(Dataset rows)
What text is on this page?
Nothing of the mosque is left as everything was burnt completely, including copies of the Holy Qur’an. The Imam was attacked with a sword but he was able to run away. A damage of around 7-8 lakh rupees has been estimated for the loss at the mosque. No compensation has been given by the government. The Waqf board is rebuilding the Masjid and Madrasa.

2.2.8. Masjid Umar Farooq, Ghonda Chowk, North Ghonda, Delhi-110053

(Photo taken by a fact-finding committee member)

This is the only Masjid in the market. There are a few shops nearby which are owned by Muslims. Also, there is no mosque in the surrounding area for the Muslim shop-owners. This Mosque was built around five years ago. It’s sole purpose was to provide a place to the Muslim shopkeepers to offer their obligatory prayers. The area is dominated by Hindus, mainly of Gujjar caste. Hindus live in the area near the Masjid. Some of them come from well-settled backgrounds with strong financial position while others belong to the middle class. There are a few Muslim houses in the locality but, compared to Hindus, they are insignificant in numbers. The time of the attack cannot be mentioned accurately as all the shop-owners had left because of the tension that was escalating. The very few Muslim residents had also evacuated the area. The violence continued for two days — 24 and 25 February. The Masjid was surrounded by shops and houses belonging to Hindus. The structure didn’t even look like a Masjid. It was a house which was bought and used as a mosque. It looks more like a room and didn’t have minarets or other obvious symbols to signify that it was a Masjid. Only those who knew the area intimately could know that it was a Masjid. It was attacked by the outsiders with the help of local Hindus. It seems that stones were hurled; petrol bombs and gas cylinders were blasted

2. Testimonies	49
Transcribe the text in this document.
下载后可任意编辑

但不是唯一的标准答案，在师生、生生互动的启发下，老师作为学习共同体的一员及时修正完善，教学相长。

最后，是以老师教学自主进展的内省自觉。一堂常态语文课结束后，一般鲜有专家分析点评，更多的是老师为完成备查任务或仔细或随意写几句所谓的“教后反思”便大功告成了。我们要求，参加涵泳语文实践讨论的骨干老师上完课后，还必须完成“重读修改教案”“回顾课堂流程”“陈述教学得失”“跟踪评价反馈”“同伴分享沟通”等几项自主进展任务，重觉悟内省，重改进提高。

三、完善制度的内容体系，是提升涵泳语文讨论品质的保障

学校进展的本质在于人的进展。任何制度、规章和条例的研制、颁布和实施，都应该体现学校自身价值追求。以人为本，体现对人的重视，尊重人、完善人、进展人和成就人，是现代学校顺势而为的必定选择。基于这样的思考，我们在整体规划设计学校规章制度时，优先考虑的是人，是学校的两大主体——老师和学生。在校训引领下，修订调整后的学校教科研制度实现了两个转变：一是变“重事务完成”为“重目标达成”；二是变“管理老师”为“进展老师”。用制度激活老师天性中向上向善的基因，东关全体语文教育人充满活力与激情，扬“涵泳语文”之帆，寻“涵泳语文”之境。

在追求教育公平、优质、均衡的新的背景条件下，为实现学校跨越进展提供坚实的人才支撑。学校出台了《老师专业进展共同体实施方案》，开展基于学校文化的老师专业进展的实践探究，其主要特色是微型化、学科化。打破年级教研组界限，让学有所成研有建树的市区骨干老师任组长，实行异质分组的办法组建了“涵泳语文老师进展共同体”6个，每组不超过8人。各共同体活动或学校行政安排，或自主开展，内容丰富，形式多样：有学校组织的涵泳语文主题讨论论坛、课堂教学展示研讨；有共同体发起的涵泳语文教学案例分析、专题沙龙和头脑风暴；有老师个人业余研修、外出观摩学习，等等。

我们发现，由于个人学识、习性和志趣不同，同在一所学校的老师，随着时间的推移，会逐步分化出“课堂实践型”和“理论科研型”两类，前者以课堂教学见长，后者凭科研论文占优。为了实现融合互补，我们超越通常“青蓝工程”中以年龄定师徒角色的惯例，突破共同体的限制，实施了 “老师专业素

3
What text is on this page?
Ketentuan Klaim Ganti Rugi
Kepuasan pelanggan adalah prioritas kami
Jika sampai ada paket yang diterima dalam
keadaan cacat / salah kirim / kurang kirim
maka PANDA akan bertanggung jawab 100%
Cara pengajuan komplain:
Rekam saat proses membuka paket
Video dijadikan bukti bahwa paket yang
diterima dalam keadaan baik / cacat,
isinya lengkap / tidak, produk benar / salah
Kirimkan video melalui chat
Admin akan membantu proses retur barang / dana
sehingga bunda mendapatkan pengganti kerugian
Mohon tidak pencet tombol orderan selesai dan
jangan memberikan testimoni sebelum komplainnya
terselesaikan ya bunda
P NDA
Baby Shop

▸ Prompt: Repeat word for word every line from the one that holds "Transcribe the text in this document." to the end. Both ends count.

▸ Solved exercise:
Transcribe the text in this document.
下载后可任意编辑

但不是唯一的标准答案，在师生、生生互动的启发下，老师作为学习共同体的一员及时修正完善，教学相长。

最后，是以老师教学自主进展的内省自觉。一堂常态语文课结束后，一般鲜有专家分析点评，更多的是老师为完成备查任务或仔细或随意写几句所谓的“教后反思”便大功告成了。我们要求，参加涵泳语文实践讨论的骨干老师上完课后，还必须完成“重读修改教案”“回顾课堂流程”“陈述教学得失”“跟踪评价反馈”“同伴分享沟通”等几项自主进展任务，重觉悟内省，重改进提高。

三、完善制度的内容体系，是提升涵泳语文讨论品质的保障

学校进展的本质在于人的进展。任何制度、规章和条例的研制、颁布和实施，都应该体现学校自身价值追求。以人为本，体现对人的重视，尊重人、完善人、进展人和成就人，是现代学校顺势而为的必定选择。基于这样的思考，我们在整体规划设计学校规章制度时，优先考虑的是人，是学校的两大主体——老师和学生。在校训引领下，修订调整后的学校教科研制度实现了两个转变：一是变“重事务完成”为“重目标达成”；二是变“管理老师”为“进展老师”。用制度激活老师天性中向上向善的基因，东关全体语文教育人充满活力与激情，扬“涵泳语文”之帆，寻“涵泳语文”之境。

在追求教育公平、优质、均衡的新的背景条件下，为实现学校跨越进展提供坚实的人才支撑。学校出台了《老师专业进展共同体实施方案》，开展基于学校文化的老师专业进展的实践探究，其主要特色是微型化、学科化。打破年级教研组界限，让学有所成研有建树的市区骨干老师任组长，实行异质分组的办法组建了“涵泳语文老师进展共同体”6个，每组不超过8人。各共同体活动或学校行政安排，或自主开展，内容丰富，形式多样：有学校组织的涵泳语文主题讨论论坛、课堂教学展示研讨；有共同体发起的涵泳语文教学案例分析、专题沙龙和头脑风暴；有老师个人业余研修、外出观摩学习，等等。

我们发现，由于个人学识、习性和志趣不同，同在一所学校的老师，随着时间的推移，会逐步分化出“课堂实践型”和“理论科研型”两类，前者以课堂教学见长，后者凭科研论文占优。为了实现融合互补，我们超越通常“青蓝工程”中以年龄定师徒角色的惯例，突破共同体的限制，实施了 “老师专业素

3
What text is on this page?
Ketentuan Klaim Ganti Rugi
Kepuasan pelanggan adalah prioritas kami
Jika sampai ada paket yang diterima dalam
keadaan cacat / salah kirim / kurang kirim
maka PANDA akan bertanggung jawab 100%
Cara pengajuan komplain:
Rekam saat proses membuka paket
Video dijadikan bukti bahwa paket yang
diterima dalam keadaan baik / cacat,
isinya lengkap / tidak, produk benar / salah
Kirimkan video melalui chat
Admin akan membantu proses retur barang / dana
sehingga bunda mendapatkan pengganti kerugian
Mohon tidak pencet tombol orderan selesai dan
jangan memberikan testimoni sebelum komplainnya
terselesaikan ya bunda
P NDA
Baby Shop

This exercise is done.